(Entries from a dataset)
= = =
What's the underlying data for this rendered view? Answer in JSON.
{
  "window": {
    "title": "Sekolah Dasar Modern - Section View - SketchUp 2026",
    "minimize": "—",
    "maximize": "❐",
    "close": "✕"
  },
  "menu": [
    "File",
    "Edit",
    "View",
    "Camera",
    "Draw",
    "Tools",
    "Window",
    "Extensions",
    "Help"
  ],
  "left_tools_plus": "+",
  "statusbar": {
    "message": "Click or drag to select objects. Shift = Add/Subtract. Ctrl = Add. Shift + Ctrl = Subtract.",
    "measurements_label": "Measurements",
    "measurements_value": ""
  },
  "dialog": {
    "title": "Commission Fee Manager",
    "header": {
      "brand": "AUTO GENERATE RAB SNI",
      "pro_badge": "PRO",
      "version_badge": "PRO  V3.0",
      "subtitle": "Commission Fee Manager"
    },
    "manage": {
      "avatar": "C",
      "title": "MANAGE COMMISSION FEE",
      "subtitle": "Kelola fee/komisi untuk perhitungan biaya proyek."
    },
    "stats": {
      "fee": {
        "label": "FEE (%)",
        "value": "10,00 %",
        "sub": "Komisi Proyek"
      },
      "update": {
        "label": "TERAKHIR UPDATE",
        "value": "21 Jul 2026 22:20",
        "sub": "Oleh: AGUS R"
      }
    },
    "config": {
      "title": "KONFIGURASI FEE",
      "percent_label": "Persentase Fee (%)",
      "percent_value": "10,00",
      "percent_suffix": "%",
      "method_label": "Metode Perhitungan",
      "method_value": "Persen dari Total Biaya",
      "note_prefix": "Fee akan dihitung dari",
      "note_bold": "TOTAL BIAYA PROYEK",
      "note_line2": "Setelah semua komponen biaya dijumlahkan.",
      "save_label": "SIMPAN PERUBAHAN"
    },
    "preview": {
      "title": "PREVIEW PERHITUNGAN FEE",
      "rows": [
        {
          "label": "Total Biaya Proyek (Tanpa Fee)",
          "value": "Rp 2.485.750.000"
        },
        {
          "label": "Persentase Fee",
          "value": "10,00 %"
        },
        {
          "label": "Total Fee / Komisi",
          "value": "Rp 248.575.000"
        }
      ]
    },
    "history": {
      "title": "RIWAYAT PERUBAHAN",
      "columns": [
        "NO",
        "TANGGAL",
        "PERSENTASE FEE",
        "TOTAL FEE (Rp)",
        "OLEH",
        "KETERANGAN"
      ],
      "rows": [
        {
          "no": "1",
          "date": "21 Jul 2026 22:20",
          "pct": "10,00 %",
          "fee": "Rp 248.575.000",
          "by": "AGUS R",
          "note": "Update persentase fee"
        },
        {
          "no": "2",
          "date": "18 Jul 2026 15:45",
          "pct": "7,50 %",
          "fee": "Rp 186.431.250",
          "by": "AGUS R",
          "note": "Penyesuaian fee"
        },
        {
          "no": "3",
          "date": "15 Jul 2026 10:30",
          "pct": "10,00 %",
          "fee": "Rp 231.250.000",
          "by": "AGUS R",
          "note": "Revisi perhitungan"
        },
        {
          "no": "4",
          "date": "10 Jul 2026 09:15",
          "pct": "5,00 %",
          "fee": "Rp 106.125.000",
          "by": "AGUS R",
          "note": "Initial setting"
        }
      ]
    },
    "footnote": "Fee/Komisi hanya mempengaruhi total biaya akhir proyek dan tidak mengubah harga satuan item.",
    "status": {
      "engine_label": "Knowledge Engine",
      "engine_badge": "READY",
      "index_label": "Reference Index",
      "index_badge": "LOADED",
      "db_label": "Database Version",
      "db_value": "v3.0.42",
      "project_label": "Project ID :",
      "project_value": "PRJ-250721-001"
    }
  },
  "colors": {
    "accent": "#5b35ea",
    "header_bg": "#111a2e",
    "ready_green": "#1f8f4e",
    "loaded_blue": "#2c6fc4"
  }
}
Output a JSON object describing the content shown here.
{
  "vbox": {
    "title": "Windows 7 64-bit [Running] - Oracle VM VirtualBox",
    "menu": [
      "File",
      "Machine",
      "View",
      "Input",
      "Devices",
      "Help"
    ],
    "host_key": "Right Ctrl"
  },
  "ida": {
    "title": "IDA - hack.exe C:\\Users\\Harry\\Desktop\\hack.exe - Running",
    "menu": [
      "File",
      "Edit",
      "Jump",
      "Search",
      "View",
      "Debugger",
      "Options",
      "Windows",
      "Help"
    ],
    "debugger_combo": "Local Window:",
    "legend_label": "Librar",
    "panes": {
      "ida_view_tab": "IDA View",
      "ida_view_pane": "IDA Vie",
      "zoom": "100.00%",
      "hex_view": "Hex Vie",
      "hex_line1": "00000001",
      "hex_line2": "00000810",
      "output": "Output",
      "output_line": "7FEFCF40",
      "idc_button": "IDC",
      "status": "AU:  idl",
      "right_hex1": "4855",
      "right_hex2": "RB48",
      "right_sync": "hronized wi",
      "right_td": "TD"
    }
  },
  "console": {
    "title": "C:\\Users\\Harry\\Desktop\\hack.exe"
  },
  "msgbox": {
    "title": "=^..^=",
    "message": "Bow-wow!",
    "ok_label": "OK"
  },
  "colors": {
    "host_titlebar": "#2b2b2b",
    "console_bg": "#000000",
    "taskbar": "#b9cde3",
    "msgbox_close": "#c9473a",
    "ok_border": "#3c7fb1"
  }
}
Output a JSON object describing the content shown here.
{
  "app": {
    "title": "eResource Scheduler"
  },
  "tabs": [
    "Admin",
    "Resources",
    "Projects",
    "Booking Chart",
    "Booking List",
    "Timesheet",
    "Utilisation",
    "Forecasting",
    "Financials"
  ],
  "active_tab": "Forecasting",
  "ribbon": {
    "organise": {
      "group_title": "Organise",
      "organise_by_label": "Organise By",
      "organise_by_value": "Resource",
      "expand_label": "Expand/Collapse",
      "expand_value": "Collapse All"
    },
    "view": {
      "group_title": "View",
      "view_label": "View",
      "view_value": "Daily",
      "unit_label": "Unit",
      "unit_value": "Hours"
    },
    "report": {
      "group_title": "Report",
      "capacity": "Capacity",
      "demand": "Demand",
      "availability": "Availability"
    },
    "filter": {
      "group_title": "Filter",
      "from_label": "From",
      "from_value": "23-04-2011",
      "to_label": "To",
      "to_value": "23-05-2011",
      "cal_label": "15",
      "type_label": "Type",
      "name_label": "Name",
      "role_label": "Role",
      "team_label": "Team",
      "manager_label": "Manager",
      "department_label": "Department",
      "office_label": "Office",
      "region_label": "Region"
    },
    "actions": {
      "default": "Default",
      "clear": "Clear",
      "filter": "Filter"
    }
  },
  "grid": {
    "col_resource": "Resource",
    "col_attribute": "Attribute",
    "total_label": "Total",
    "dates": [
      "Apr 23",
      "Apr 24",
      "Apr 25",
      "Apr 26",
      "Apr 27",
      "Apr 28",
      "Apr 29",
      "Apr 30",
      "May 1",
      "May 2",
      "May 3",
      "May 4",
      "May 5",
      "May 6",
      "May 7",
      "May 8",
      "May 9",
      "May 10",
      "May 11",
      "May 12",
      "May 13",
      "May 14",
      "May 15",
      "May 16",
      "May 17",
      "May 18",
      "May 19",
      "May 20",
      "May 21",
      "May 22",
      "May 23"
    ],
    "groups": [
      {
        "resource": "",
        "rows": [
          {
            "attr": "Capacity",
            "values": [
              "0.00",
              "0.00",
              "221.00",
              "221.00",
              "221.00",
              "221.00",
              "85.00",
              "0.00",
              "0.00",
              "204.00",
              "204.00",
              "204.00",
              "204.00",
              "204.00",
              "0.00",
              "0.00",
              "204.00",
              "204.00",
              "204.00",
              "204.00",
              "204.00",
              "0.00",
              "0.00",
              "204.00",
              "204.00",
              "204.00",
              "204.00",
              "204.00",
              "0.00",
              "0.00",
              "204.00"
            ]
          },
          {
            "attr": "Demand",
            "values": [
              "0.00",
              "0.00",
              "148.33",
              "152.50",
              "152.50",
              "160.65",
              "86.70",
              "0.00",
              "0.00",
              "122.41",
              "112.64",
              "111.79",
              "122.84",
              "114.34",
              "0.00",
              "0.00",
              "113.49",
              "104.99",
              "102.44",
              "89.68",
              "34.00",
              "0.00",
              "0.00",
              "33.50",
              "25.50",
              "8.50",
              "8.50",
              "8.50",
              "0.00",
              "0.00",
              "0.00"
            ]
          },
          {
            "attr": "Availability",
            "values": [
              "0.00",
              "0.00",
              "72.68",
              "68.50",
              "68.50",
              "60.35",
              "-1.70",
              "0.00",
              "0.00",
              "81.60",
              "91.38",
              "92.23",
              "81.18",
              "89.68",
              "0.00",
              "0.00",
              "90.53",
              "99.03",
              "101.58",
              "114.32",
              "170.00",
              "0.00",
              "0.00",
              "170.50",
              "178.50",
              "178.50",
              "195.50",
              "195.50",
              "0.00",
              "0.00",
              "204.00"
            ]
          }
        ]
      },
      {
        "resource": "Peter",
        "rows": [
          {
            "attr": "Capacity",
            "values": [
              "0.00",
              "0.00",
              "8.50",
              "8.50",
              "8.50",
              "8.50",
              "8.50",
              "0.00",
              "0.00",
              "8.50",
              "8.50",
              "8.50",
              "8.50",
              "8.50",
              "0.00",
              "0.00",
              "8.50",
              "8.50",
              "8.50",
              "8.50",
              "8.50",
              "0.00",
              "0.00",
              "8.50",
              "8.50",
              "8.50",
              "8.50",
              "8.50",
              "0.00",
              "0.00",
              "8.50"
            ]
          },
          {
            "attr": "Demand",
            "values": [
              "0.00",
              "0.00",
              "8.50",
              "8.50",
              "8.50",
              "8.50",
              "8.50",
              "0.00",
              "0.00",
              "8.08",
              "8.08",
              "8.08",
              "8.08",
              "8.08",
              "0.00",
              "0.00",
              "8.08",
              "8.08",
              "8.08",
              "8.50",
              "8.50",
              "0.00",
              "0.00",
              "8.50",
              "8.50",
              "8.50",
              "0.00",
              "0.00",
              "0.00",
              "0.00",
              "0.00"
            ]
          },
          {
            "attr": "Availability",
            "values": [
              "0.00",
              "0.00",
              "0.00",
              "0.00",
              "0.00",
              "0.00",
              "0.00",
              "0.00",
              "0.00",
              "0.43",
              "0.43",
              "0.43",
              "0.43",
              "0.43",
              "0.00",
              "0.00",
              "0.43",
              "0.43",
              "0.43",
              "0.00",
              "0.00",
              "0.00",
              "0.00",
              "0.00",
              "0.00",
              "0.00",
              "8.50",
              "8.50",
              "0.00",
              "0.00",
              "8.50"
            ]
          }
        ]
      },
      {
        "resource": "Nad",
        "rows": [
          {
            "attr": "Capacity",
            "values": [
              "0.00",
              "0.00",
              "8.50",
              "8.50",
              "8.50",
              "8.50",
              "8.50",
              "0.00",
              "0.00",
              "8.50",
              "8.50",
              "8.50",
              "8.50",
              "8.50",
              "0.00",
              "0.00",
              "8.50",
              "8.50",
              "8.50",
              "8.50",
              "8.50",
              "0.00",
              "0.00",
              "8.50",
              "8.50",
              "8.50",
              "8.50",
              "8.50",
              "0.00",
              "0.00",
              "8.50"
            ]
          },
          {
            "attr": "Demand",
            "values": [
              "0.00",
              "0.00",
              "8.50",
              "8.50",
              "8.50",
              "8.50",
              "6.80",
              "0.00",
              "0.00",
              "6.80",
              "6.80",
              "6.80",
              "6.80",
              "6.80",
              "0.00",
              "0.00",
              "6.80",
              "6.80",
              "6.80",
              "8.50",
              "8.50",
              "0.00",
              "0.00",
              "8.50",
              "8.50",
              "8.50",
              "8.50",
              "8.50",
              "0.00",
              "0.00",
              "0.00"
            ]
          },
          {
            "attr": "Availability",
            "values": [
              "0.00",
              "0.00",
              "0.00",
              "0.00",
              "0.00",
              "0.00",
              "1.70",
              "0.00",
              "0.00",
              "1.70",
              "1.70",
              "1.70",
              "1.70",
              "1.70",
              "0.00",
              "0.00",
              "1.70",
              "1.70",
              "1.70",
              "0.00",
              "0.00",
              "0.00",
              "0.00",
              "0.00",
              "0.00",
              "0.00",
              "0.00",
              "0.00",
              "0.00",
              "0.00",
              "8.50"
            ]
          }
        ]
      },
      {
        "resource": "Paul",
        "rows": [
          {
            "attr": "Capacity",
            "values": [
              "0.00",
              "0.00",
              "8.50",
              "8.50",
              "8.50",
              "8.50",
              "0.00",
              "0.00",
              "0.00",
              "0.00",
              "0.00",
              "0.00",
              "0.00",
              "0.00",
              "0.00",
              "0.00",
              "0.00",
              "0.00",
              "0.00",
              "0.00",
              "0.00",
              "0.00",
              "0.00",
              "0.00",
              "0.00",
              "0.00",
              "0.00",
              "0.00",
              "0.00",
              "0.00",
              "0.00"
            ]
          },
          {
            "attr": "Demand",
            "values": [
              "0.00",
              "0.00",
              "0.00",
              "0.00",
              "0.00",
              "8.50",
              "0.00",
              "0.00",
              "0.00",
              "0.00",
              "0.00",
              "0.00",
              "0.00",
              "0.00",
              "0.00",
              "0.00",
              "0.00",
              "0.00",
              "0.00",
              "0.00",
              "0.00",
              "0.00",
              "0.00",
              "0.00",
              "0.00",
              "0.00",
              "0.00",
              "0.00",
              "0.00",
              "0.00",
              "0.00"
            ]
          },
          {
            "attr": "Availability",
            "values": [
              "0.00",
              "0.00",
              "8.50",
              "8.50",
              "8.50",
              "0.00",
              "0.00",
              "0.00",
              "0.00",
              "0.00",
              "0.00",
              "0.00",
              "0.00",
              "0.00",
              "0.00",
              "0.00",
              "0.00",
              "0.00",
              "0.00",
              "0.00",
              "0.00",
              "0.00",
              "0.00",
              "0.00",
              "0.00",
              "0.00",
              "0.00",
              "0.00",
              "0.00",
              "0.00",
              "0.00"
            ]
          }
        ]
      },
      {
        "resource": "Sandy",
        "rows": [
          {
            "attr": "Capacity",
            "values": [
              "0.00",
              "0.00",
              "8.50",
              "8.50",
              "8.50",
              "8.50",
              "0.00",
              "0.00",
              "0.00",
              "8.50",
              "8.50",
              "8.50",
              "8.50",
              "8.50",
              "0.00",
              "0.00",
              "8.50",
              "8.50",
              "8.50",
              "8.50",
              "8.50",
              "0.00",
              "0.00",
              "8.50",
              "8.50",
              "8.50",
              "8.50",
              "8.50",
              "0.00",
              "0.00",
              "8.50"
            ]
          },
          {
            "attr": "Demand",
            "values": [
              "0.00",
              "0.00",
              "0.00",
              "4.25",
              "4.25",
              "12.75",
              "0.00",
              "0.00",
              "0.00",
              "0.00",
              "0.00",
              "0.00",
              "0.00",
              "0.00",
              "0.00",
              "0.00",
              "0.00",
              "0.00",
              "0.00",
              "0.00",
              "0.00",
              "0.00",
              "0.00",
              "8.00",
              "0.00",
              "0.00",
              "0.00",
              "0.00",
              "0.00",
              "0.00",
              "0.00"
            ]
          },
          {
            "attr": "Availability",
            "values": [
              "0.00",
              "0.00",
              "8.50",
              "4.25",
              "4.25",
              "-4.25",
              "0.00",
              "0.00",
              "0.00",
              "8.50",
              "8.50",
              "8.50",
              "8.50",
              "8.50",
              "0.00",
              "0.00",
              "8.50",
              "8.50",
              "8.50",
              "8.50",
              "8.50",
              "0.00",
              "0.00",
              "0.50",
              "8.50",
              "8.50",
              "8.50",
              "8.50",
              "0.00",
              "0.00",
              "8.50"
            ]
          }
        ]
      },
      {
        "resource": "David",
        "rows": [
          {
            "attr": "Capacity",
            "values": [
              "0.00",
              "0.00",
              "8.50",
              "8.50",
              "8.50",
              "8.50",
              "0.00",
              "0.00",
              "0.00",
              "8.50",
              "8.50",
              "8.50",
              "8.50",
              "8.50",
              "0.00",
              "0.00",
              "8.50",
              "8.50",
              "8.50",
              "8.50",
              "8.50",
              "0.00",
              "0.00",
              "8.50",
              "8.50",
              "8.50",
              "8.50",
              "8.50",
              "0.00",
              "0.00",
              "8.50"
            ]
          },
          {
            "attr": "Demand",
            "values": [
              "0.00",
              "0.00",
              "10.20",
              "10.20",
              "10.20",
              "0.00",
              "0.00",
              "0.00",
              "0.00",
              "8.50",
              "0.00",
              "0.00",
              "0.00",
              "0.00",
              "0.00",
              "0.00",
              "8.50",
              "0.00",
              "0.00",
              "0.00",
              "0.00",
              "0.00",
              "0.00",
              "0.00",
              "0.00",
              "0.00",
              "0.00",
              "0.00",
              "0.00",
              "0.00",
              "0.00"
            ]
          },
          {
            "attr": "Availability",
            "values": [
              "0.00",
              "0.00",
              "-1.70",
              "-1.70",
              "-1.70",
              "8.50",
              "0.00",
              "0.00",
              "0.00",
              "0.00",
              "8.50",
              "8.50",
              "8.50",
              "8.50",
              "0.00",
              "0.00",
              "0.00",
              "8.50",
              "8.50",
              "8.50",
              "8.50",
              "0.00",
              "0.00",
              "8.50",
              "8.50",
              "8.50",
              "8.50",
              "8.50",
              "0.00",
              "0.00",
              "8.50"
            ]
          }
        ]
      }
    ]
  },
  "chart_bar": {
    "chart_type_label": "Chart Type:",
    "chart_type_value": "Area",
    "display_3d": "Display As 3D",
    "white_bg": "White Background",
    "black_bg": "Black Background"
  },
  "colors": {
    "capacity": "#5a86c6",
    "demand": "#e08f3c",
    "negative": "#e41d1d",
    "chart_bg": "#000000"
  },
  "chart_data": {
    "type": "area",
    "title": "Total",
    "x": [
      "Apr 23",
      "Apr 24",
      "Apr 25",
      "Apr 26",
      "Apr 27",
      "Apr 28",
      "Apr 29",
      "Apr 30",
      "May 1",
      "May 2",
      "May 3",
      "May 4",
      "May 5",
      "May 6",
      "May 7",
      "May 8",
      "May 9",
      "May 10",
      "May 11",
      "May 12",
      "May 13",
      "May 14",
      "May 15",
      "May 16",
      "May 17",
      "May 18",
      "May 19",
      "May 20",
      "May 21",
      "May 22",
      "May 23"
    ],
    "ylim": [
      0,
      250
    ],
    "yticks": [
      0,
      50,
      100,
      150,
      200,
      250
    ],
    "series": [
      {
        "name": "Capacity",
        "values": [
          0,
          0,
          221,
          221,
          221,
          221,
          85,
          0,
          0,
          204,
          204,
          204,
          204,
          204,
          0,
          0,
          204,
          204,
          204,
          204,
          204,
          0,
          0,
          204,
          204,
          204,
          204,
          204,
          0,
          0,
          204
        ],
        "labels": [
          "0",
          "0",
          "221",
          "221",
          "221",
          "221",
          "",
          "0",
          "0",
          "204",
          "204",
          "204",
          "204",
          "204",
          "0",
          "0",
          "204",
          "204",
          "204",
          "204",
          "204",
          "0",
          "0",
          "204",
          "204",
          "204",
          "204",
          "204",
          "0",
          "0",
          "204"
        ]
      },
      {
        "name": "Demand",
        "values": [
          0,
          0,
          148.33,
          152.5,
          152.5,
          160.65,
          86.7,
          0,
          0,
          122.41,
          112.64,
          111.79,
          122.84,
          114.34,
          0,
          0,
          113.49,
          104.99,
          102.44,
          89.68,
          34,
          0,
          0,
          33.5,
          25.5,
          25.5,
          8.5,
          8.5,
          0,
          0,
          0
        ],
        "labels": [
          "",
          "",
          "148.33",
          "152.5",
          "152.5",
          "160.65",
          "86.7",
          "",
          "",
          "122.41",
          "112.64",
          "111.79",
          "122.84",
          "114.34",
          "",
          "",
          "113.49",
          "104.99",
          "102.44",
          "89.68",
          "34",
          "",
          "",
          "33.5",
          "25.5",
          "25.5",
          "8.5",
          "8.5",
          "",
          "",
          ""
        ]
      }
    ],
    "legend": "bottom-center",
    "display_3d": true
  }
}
= = =
◆ **Request**: Within the material above, find the lines that contain the word "Forecasting"; copy them.

◆ **Result below**:
    "Forecasting",
  "active_tab": "Forecasting",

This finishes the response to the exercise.